■ What is asked: Copy the material below line for line with no changes, and leave out the pictures.

■ A run of records:
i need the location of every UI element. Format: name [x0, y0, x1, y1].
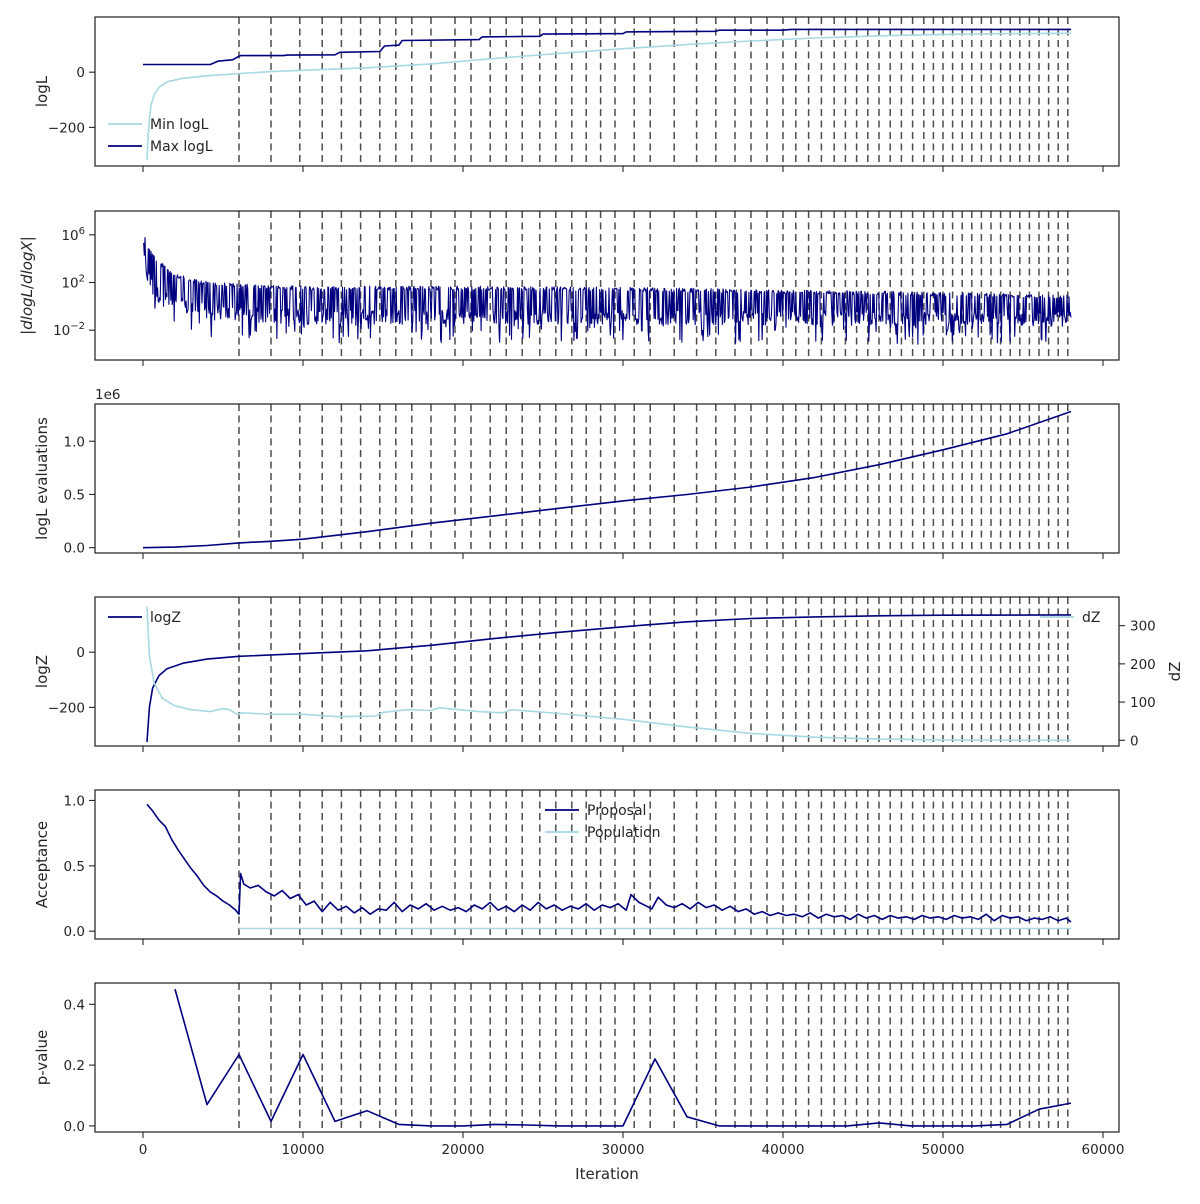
vertical-lines: [238, 17, 1069, 166]
y-tick-label: 0.0: [64, 1119, 85, 1135]
axes-frame: [94, 596, 1120, 747]
y-tick-label: 1.0: [64, 434, 85, 450]
legend: dZ: [1040, 610, 1100, 626]
y-axis-label-part: logL: [18, 289, 36, 320]
y-tick-label: 106: [61, 226, 85, 244]
y-axis-label: |dlogL/dlogX|: [18, 236, 36, 335]
y-tick-exponent: 6: [79, 226, 85, 237]
series-group: [142, 410, 1072, 549]
x-tick-label: 20000: [442, 1142, 485, 1158]
legend-label: Min logL: [150, 117, 209, 133]
right-y-tick-label: 300: [1130, 619, 1156, 635]
y-axis-label: logL: [33, 75, 51, 107]
y-axis-label: p-value: [33, 1030, 51, 1086]
y-axis-label-part: /: [18, 283, 36, 289]
vertical-lines: [238, 790, 1069, 939]
series-line-max-logl: [143, 28, 1071, 66]
axis-offset-label: 1e6: [95, 387, 120, 403]
y-tick-base: 10: [61, 276, 78, 292]
right-y-tick-label: 200: [1130, 657, 1156, 673]
y-tick-label: 0.4: [64, 997, 85, 1013]
y-axis-label: Acceptance: [33, 821, 51, 908]
legend-label: Proposal: [587, 803, 646, 819]
y-tick-label: 1.0: [64, 793, 85, 809]
y-tick-label: 0.5: [64, 487, 85, 503]
x-tick-label: 40000: [762, 1142, 805, 1158]
series-line-pvalue: [174, 988, 1072, 1127]
series-group: [143, 237, 1072, 345]
y-axis-label-part: d: [18, 320, 36, 330]
panel-pvalue: 0 10000 20000 30000 40000 50000 60000 0.0 0.2 0.4…: [33, 982, 1125, 1158]
axes-frame: [94, 210, 1120, 361]
y-tick-base: 10: [53, 323, 70, 339]
y-tick-label: 10−2: [53, 321, 85, 339]
y-tick-label: 0.0: [64, 541, 85, 557]
vertical-lines: [238, 404, 1069, 553]
panel-logl: −200 0 logL Min logL Max logL: [33, 16, 1120, 172]
y-tick-base: 10: [61, 228, 78, 244]
y-tick-label: 0.0: [64, 924, 85, 940]
y-tick-label: 0: [76, 645, 85, 661]
series-group: [174, 988, 1072, 1127]
x-tick-label: 50000: [922, 1142, 965, 1158]
vertical-lines: [238, 211, 1069, 360]
y-tick-label: −200: [48, 700, 85, 716]
legend: logZ: [108, 610, 181, 626]
legend: Proposal Population: [545, 803, 661, 841]
panel-acceptance: 0.0 0.5 1.0 Acceptance Proposal Population: [33, 789, 1120, 945]
vertical-lines: [238, 597, 1069, 746]
y-axis-label: logL evaluations: [33, 417, 51, 540]
y-tick-exponent: −2: [70, 321, 85, 332]
y-tick-label: −200: [48, 120, 85, 136]
vertical-lines: [238, 983, 1069, 1132]
y-axis-label-part: |: [18, 330, 36, 335]
series-group: [143, 28, 1072, 161]
axes-frame: [94, 982, 1120, 1133]
series-line-dz: [146, 606, 1072, 742]
x-tick-label: 30000: [602, 1142, 645, 1158]
y-axis-label-part: d: [18, 274, 36, 284]
y-axis-label: logZ: [33, 655, 51, 688]
legend-label: Max logL: [150, 139, 213, 155]
right-y-axis-label: dZ: [1166, 662, 1184, 682]
panel-evals: 0.0 0.5 1.0 1e6 logL evaluations: [33, 387, 1120, 559]
series-line-dlogl: [143, 237, 1072, 345]
legend-label: dZ: [1082, 610, 1100, 626]
y-tick-label: 0.2: [64, 1058, 85, 1074]
x-axis-label: Iteration: [575, 1165, 639, 1183]
y-tick-label: 0: [76, 65, 85, 81]
axes-frame: [94, 789, 1120, 940]
series-line-evals: [142, 410, 1072, 549]
axes-frame: [94, 403, 1120, 554]
y-tick-label: 0.5: [64, 859, 85, 875]
x-tick-label: 60000: [1082, 1142, 1125, 1158]
x-tick-label: 10000: [282, 1142, 325, 1158]
right-y-tick-label: 100: [1130, 695, 1156, 711]
legend-label: logZ: [150, 610, 181, 626]
x-tick-label: 0: [139, 1142, 148, 1158]
series-line-proposal: [146, 803, 1072, 923]
legend: Min logL Max logL: [108, 117, 213, 155]
series-line-logz: [146, 614, 1072, 742]
legend-label: Population: [587, 825, 661, 841]
y-tick-exponent: 2: [79, 274, 85, 285]
series-group: [146, 803, 1072, 930]
panel-logz: −200 0 0 100 200 300 dZ logZ logZ dZ: [33, 596, 1184, 752]
y-axis-label-part: |: [18, 236, 36, 241]
y-tick-label: 102: [61, 274, 85, 292]
series-group: [146, 606, 1072, 742]
series-line-min-logl: [146, 32, 1072, 161]
right-y-tick-label: 0: [1130, 733, 1139, 749]
y-axis-label-part: logX: [18, 241, 36, 275]
axes-frame: [94, 16, 1120, 167]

■ Output:
i need the location of every UI element. Format: name [x0, y0, x1, y1].
vertical-lines: [238, 17, 1069, 166]
y-tick-label: 0.0: [64, 1119, 85, 1135]
axes-frame: [94, 596, 1120, 747]
y-tick-label: 1.0: [64, 434, 85, 450]
legend: dZ: [1040, 610, 1100, 626]
y-axis-label-part: logL: [18, 289, 36, 320]
y-tick-label: 106: [61, 226, 85, 244]
y-axis-label: |dlogL/dlogX|: [18, 236, 36, 335]
y-tick-exponent: 6: [79, 226, 85, 237]
series-group: [142, 410, 1072, 549]
x-tick-label: 20000: [442, 1142, 485, 1158]
legend-label: Min logL: [150, 117, 209, 133]
right-y-tick-label: 300: [1130, 619, 1156, 635]
y-axis-label: logL: [33, 75, 51, 107]
y-axis-label: p-value: [33, 1030, 51, 1086]
y-axis-label-part: /: [18, 283, 36, 289]
vertical-lines: [238, 790, 1069, 939]
series-line-max-logl: [143, 28, 1071, 66]
axis-offset-label: 1e6: [95, 387, 120, 403]
y-tick-base: 10: [61, 276, 78, 292]
right-y-tick-label: 200: [1130, 657, 1156, 673]
y-tick-label: 0.4: [64, 997, 85, 1013]
y-axis-label: Acceptance: [33, 821, 51, 908]
legend-label: Proposal: [587, 803, 646, 819]
y-tick-label: 1.0: [64, 793, 85, 809]
y-tick-label: 0.5: [64, 487, 85, 503]
x-tick-label: 40000: [762, 1142, 805, 1158]
series-line-pvalue: [174, 988, 1072, 1127]
series-group: [143, 237, 1072, 345]
y-axis-label-part: d: [18, 320, 36, 330]
panel-pvalue: 0 10000 20000 30000 40000 50000 60000 0.0 0.2 0.4…: [33, 982, 1125, 1158]
axes-frame: [94, 210, 1120, 361]
y-tick-base: 10: [53, 323, 70, 339]
y-tick-label: 10−2: [53, 321, 85, 339]
y-tick-label: 0.0: [64, 541, 85, 557]
vertical-lines: [238, 404, 1069, 553]
panel-logl: −200 0 logL Min logL Max logL: [33, 16, 1120, 172]
y-tick-base: 10: [61, 228, 78, 244]
y-tick-label: 0.0: [64, 924, 85, 940]
y-tick-label: 0: [76, 645, 85, 661]
series-group: [174, 988, 1072, 1127]
x-tick-label: 50000: [922, 1142, 965, 1158]
vertical-lines: [238, 211, 1069, 360]
y-tick-label: −200: [48, 700, 85, 716]
legend: logZ: [108, 610, 181, 626]
legend: Proposal Population: [545, 803, 661, 841]
panel-acceptance: 0.0 0.5 1.0 Acceptance Proposal Population: [33, 789, 1120, 945]
vertical-lines: [238, 597, 1069, 746]
y-axis-label: logL evaluations: [33, 417, 51, 540]
y-tick-exponent: −2: [70, 321, 85, 332]
y-tick-label: −200: [48, 120, 85, 136]
vertical-lines: [238, 983, 1069, 1132]
y-axis-label-part: |: [18, 330, 36, 335]
series-group: [143, 28, 1072, 161]
axes-frame: [94, 982, 1120, 1133]
series-line-dz: [146, 606, 1072, 742]
x-tick-label: 30000: [602, 1142, 645, 1158]
y-axis-label-part: d: [18, 274, 36, 284]
y-axis-label: logZ: [33, 655, 51, 688]
legend-label: Max logL: [150, 139, 213, 155]
right-y-axis-label: dZ: [1166, 662, 1184, 682]
panel-evals: 0.0 0.5 1.0 1e6 logL evaluations: [33, 387, 1120, 559]
series-line-dlogl: [143, 237, 1072, 345]
legend-label: dZ: [1082, 610, 1100, 626]
y-tick-label: 0.2: [64, 1058, 85, 1074]
x-axis-label: Iteration: [575, 1165, 639, 1183]
y-tick-label: 0: [76, 65, 85, 81]
axes-frame: [94, 789, 1120, 940]
series-line-evals: [142, 410, 1072, 549]
axes-frame: [94, 403, 1120, 554]
y-tick-label: 0.5: [64, 859, 85, 875]
x-tick-label: 60000: [1082, 1142, 1125, 1158]
x-tick-label: 10000: [282, 1142, 325, 1158]
right-y-tick-label: 100: [1130, 695, 1156, 711]
legend-label: logZ: [150, 610, 181, 626]
x-tick-label: 0: [139, 1142, 148, 1158]
series-line-proposal: [146, 803, 1072, 923]
legend: Min logL Max logL: [108, 117, 213, 155]
series-line-logz: [146, 614, 1072, 742]
legend-label: Population: [587, 825, 661, 841]
y-tick-exponent: 2: [79, 274, 85, 285]
series-group: [146, 803, 1072, 930]
panel-logz: −200 0 0 100 200 300 dZ logZ logZ dZ: [33, 596, 1184, 752]
y-axis-label-part: |: [18, 236, 36, 241]
y-tick-label: 102: [61, 274, 85, 292]
series-group: [146, 606, 1072, 742]
series-line-min-logl: [146, 32, 1072, 161]
right-y-tick-label: 0: [1130, 733, 1139, 749]
y-axis-label-part: logX: [18, 241, 36, 275]
axes-frame: [94, 16, 1120, 167]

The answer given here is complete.